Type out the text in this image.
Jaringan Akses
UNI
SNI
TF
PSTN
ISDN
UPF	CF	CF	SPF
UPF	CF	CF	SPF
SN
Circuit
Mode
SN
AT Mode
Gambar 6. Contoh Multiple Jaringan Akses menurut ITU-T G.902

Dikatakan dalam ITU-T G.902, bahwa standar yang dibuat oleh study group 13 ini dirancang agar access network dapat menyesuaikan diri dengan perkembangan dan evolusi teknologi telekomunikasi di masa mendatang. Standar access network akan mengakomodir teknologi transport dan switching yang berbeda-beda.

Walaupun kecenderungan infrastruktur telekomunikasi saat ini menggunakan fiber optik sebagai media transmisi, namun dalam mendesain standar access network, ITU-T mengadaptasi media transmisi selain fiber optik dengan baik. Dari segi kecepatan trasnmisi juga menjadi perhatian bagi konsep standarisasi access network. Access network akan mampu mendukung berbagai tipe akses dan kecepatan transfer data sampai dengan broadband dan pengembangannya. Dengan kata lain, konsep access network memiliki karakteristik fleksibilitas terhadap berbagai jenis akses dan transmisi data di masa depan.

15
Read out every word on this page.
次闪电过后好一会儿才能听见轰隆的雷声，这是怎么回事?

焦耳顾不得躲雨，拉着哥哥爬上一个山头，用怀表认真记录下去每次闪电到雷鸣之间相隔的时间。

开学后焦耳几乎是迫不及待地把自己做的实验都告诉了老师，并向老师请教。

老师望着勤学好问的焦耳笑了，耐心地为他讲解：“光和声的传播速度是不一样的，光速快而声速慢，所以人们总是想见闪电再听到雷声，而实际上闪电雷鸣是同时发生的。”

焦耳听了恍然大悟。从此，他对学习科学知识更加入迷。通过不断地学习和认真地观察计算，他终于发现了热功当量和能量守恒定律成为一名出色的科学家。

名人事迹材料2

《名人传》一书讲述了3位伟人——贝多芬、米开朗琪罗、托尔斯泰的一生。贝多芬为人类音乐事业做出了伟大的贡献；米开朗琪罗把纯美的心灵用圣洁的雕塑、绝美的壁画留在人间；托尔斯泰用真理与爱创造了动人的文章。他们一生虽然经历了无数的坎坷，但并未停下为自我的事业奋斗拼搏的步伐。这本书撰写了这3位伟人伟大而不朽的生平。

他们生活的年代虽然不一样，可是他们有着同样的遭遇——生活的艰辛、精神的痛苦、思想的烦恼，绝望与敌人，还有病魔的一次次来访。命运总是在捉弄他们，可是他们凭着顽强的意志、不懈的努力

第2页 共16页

________________________________________

Goal: Can you give every line above again, exactly as written?

Finished answer:
Type out the text in this image.
Jaringan Akses
UNI
SNI
TF
PSTN
ISDN
UPF	CF	CF	SPF
UPF	CF	CF	SPF
SN
Circuit
Mode
SN
AT Mode
Gambar 6. Contoh Multiple Jaringan Akses menurut ITU-T G.902

Dikatakan dalam ITU-T G.902, bahwa standar yang dibuat oleh study group 13 ini dirancang agar access network dapat menyesuaikan diri dengan perkembangan dan evolusi teknologi telekomunikasi di masa mendatang. Standar access network akan mengakomodir teknologi transport dan switching yang berbeda-beda.

Walaupun kecenderungan infrastruktur telekomunikasi saat ini menggunakan fiber optik sebagai media transmisi, namun dalam mendesain standar access network, ITU-T mengadaptasi media transmisi selain fiber optik dengan baik. Dari segi kecepatan trasnmisi juga menjadi perhatian bagi konsep standarisasi access network. Access network akan mampu mendukung berbagai tipe akses dan kecepatan transfer data sampai dengan broadband dan pengembangannya. Dengan kata lain, konsep access network memiliki karakteristik fleksibilitas terhadap berbagai jenis akses dan transmisi data di masa depan.

15
Read out every word on this page.
次闪电过后好一会儿才能听见轰隆的雷声，这是怎么回事?

焦耳顾不得躲雨，拉着哥哥爬上一个山头，用怀表认真记录下去每次闪电到雷鸣之间相隔的时间。

开学后焦耳几乎是迫不及待地把自己做的实验都告诉了老师，并向老师请教。

老师望着勤学好问的焦耳笑了，耐心地为他讲解：“光和声的传播速度是不一样的，光速快而声速慢，所以人们总是想见闪电再听到雷声，而实际上闪电雷鸣是同时发生的。”

焦耳听了恍然大悟。从此，他对学习科学知识更加入迷。通过不断地学习和认真地观察计算，他终于发现了热功当量和能量守恒定律成为一名出色的科学家。

名人事迹材料2

《名人传》一书讲述了3位伟人——贝多芬、米开朗琪罗、托尔斯泰的一生。贝多芬为人类音乐事业做出了伟大的贡献；米开朗琪罗把纯美的心灵用圣洁的雕塑、绝美的壁画留在人间；托尔斯泰用真理与爱创造了动人的文章。他们一生虽然经历了无数的坎坷，但并未停下为自我的事业奋斗拼搏的步伐。这本书撰写了这3位伟人伟大而不朽的生平。

他们生活的年代虽然不一样，可是他们有着同样的遭遇——生活的艰辛、精神的痛苦、思想的烦恼，绝望与敌人，还有病魔的一次次来访。命运总是在捉弄他们，可是他们凭着顽强的意志、不懈的努力

第2页 共16页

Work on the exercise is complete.